### WORK REQUIRED:
In the data, extract each line that holds the string "Smluvní".

◇ ◇ ◇ ◇ ◇

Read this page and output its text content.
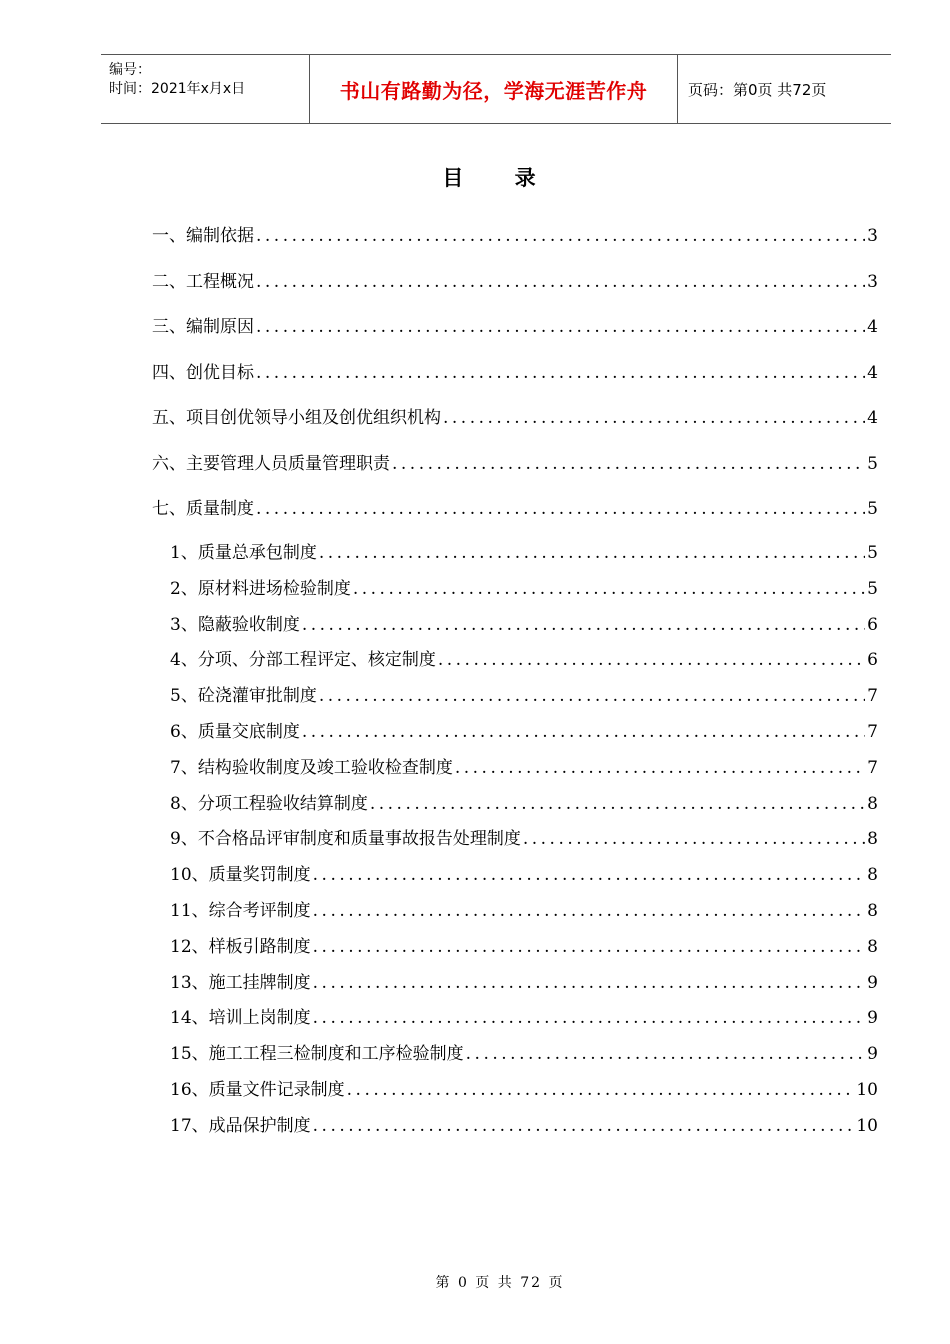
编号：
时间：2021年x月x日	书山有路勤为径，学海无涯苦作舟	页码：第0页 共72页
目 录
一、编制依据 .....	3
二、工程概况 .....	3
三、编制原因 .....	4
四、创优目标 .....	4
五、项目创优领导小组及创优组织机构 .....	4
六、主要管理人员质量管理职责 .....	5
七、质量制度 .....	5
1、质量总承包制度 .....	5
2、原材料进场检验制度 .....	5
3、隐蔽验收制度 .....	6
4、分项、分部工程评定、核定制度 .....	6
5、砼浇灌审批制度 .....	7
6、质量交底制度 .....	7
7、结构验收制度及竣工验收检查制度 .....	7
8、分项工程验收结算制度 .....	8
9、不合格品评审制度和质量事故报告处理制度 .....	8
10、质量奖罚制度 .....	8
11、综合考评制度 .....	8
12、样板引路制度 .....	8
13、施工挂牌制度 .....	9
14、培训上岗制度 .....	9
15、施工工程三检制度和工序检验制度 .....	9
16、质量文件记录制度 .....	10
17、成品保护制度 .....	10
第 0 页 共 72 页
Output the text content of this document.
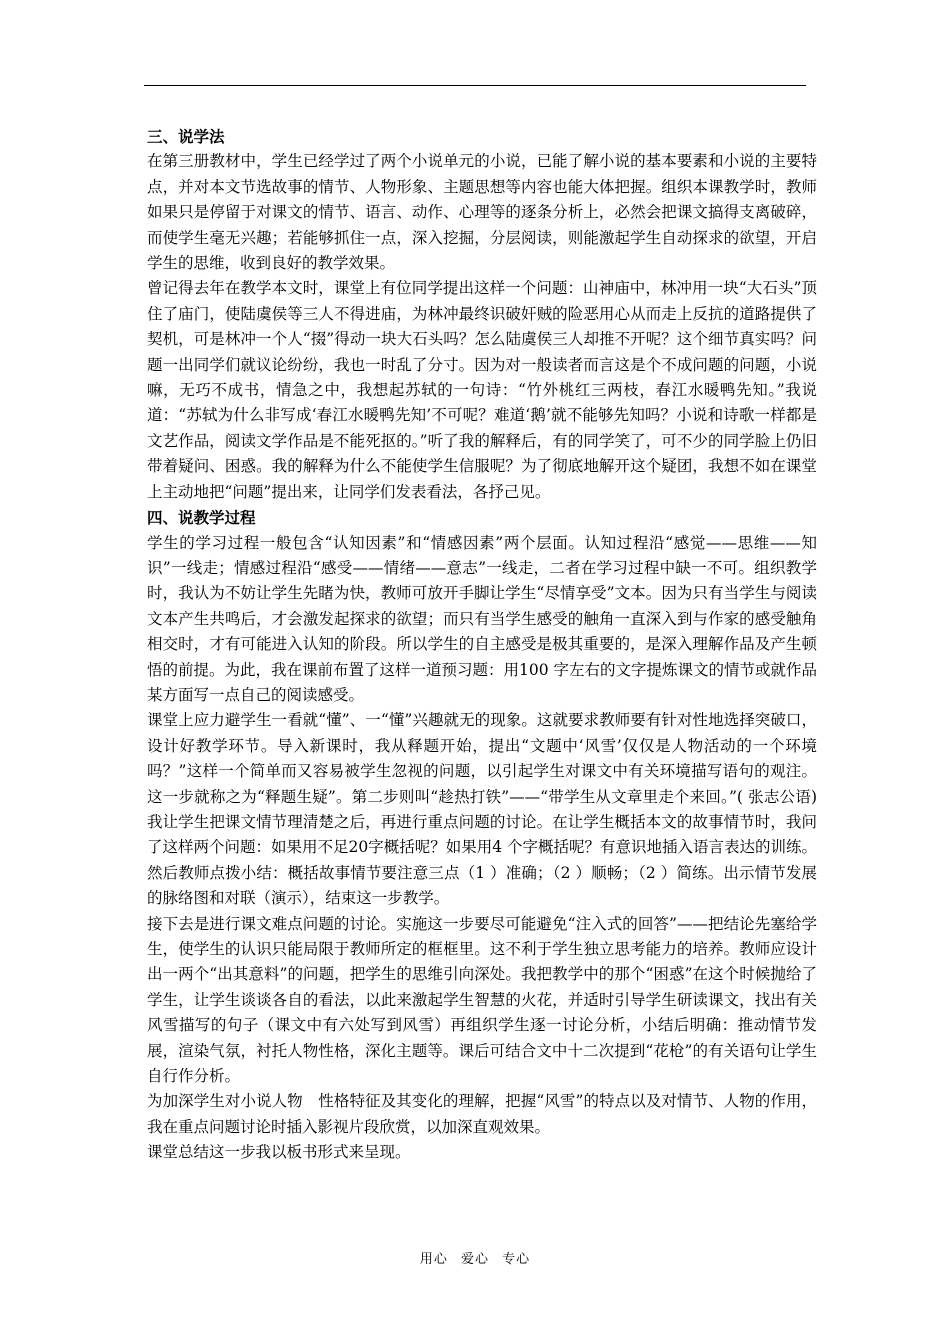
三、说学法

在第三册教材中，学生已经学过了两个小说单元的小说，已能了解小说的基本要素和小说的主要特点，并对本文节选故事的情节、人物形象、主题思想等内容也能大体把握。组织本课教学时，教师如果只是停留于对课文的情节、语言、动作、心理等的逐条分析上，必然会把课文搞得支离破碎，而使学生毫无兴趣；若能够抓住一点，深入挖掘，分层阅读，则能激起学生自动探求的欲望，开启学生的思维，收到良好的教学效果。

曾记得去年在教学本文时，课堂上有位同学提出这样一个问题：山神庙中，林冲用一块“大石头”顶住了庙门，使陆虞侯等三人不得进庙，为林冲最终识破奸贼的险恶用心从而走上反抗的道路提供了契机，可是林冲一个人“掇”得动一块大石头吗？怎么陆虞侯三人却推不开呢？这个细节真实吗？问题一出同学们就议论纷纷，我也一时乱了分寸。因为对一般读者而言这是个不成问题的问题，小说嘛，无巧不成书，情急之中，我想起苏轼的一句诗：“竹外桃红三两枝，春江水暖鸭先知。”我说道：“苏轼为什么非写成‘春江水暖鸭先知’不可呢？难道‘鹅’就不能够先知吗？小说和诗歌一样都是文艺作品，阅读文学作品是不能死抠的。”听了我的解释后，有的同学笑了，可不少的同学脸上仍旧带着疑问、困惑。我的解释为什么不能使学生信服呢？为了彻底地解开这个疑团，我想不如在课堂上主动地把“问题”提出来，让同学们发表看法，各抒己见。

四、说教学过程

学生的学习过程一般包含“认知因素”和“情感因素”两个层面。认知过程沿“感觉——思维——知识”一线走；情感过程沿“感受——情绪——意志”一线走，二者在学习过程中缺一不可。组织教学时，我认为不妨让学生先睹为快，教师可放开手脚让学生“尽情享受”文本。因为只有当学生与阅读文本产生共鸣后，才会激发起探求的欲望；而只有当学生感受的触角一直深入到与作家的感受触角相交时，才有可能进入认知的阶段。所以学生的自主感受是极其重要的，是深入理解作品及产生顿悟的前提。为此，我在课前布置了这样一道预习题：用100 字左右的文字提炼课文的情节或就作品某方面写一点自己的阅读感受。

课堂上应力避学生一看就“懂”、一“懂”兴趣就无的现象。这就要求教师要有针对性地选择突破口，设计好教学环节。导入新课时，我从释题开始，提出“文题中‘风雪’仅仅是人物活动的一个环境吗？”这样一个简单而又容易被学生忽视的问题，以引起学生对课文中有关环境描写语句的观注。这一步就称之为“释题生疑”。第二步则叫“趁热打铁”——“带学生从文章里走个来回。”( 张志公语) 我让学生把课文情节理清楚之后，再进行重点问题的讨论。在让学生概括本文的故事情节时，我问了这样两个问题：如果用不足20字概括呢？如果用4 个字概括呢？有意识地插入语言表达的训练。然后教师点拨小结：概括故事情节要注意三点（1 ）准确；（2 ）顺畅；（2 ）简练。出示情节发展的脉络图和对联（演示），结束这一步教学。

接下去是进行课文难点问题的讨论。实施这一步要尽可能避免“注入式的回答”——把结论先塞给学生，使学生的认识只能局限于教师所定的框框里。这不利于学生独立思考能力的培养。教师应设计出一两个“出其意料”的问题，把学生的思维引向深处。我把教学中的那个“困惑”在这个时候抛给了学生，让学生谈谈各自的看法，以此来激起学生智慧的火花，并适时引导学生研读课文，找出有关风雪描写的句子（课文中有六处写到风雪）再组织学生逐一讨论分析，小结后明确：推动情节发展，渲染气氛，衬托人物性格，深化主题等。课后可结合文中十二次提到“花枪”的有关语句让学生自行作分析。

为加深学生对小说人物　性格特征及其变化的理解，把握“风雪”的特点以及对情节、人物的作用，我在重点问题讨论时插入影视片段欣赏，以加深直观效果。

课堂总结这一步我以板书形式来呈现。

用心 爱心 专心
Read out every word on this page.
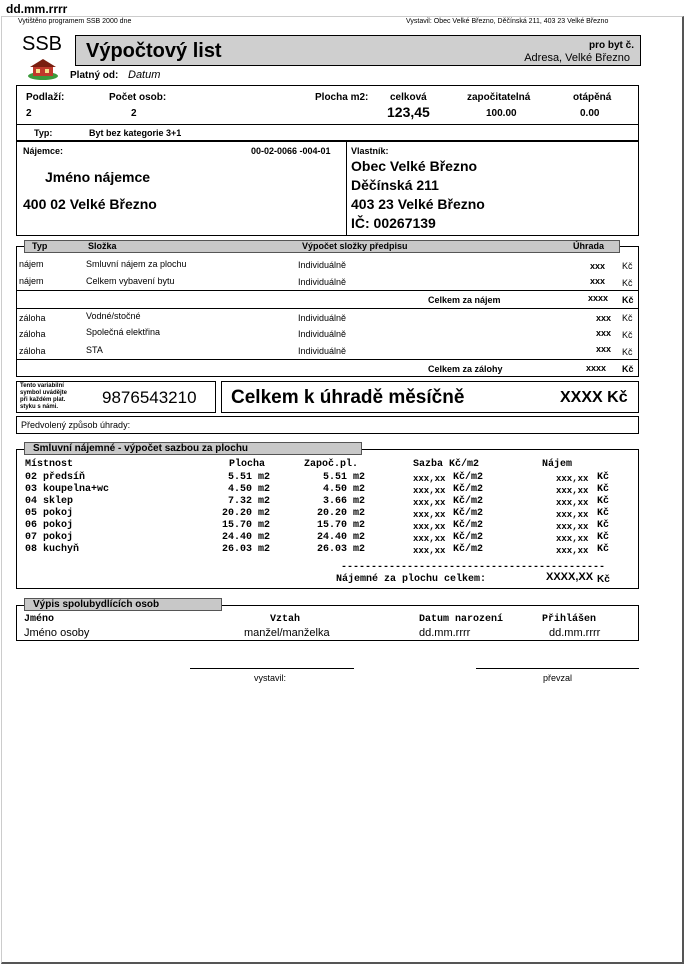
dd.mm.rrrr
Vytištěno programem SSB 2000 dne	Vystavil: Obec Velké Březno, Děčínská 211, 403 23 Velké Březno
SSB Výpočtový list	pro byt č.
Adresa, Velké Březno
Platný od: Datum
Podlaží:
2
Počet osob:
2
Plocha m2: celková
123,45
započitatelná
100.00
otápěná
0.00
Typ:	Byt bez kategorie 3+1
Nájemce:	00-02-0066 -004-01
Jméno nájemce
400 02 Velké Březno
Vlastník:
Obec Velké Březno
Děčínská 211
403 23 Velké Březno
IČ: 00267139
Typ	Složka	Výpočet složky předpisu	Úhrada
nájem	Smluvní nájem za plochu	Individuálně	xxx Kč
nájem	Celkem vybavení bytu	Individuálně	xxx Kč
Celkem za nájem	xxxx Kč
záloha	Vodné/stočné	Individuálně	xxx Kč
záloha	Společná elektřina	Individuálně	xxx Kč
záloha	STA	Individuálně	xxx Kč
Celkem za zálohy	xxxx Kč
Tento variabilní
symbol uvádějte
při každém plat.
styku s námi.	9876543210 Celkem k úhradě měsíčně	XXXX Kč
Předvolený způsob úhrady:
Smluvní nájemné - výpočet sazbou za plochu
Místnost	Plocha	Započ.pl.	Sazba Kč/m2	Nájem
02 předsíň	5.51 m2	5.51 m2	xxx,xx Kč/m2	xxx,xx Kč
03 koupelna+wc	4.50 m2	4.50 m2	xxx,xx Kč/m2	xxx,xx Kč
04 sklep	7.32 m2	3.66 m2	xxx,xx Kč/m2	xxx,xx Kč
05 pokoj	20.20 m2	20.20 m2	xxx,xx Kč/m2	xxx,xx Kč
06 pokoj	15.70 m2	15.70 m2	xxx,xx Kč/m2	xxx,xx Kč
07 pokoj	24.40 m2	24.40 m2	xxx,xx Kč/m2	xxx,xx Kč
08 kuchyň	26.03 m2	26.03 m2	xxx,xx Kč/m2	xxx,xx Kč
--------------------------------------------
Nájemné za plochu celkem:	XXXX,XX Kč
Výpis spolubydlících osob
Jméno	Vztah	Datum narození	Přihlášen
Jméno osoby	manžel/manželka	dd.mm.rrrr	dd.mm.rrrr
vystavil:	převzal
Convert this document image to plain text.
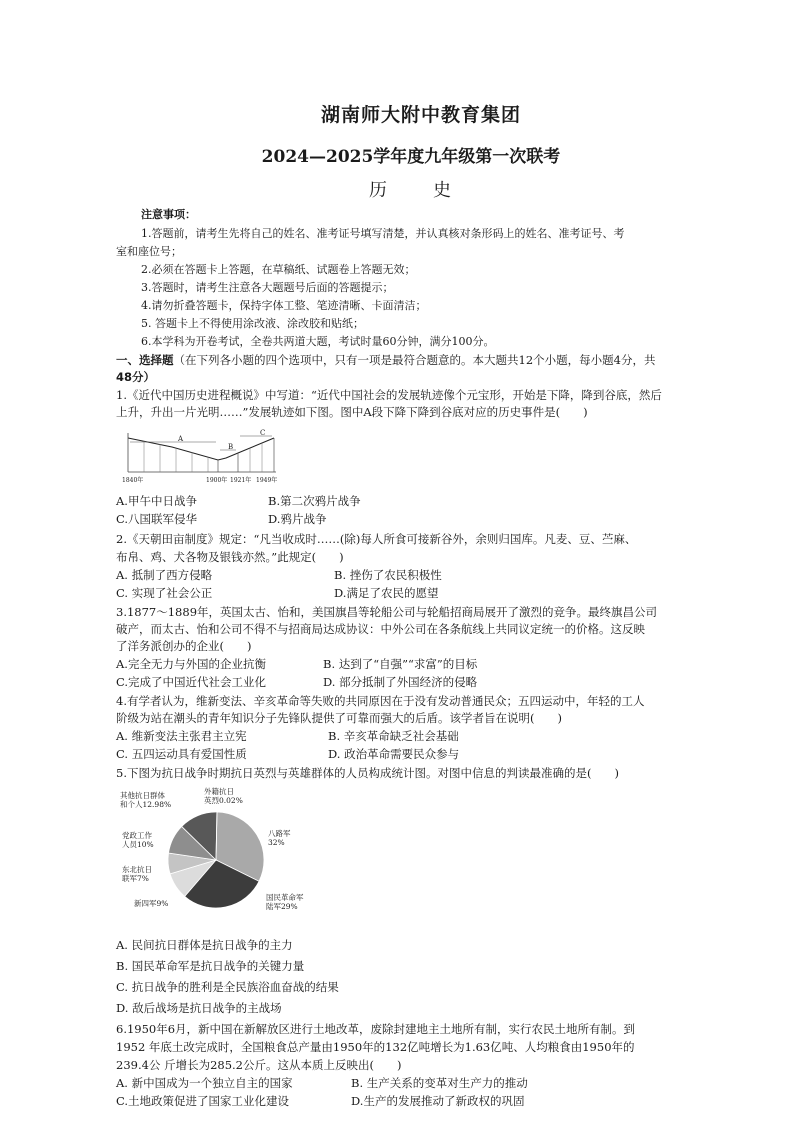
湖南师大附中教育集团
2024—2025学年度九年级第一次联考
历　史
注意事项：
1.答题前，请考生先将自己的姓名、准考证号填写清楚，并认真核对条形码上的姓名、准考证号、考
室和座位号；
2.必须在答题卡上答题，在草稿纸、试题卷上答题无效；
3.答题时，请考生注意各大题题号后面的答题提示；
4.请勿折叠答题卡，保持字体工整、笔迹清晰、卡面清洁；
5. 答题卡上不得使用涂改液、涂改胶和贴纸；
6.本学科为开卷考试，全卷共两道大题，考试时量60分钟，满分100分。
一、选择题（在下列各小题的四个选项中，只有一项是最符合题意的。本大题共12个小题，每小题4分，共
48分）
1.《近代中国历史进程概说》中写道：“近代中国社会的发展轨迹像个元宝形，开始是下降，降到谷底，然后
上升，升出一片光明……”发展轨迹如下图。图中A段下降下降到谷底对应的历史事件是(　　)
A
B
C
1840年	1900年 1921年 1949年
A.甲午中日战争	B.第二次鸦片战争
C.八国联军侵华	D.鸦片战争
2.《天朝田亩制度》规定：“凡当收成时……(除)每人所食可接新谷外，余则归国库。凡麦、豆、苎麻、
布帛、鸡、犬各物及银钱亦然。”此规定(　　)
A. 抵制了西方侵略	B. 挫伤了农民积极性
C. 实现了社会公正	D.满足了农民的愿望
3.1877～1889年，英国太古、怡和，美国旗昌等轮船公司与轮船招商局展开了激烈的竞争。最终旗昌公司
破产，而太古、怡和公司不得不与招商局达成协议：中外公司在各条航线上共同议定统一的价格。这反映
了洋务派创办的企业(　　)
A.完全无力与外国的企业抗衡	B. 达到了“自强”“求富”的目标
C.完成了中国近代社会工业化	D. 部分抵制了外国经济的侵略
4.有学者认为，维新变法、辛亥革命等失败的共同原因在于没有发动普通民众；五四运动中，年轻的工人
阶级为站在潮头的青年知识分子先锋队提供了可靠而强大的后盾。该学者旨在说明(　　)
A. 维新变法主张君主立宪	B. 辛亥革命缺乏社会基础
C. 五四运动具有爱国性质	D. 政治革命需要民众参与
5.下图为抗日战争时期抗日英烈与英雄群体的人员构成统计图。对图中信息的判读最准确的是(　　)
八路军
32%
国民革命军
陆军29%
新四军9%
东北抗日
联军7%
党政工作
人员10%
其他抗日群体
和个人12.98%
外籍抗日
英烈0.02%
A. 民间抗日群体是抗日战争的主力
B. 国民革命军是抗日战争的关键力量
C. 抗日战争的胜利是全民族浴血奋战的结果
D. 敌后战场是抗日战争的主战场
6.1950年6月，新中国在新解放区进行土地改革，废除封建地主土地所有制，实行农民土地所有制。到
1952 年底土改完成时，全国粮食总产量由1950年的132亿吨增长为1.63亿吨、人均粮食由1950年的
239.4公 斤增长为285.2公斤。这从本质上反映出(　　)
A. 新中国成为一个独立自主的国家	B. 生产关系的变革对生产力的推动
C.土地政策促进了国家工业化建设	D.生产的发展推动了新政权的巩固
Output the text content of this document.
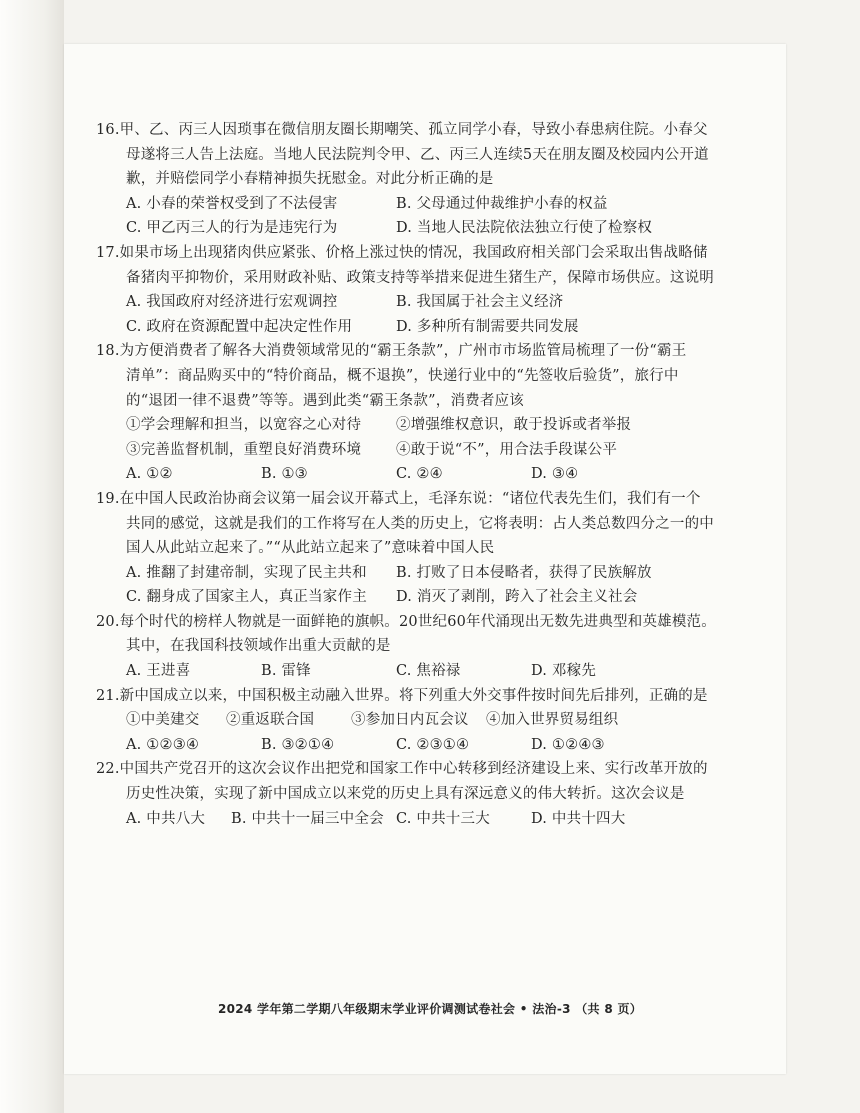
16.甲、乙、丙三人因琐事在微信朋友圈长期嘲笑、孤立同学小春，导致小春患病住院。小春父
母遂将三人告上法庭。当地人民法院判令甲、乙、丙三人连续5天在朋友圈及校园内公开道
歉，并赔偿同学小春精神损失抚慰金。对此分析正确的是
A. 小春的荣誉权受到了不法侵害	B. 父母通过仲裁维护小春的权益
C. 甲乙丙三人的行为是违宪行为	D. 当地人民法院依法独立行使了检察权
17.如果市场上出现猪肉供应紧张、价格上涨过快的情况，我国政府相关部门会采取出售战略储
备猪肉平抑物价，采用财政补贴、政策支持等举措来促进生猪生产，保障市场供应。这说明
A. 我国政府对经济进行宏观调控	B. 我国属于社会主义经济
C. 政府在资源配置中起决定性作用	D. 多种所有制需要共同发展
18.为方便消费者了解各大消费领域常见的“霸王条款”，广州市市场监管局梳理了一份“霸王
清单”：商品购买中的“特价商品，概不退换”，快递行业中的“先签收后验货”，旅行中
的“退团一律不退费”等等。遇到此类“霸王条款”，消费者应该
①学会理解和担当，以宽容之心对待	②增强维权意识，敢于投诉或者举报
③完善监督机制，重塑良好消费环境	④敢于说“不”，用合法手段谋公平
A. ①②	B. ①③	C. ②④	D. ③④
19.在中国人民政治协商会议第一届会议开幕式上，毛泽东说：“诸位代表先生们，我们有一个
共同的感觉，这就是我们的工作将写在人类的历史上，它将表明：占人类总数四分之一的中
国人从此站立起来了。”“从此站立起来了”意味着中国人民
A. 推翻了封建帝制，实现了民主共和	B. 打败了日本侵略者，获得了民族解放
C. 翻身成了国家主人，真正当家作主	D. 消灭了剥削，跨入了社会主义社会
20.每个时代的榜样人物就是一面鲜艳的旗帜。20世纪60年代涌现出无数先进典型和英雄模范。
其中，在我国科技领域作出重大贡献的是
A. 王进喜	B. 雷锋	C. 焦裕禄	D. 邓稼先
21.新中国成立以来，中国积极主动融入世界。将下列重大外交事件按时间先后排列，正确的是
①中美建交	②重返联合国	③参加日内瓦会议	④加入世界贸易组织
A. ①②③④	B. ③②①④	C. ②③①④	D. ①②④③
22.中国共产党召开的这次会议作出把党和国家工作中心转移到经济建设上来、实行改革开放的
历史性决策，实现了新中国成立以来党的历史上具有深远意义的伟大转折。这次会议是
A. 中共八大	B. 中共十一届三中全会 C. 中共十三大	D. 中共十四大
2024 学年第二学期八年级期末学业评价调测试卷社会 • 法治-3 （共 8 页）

◇ ◇ ◇ ◇ ◇

### WRITTEN RESPONSE:
nájem	Smluvní nájem za plochu	Individuálně	xxx Kč
Smluvní nájemné - výpočet sazbou za plochu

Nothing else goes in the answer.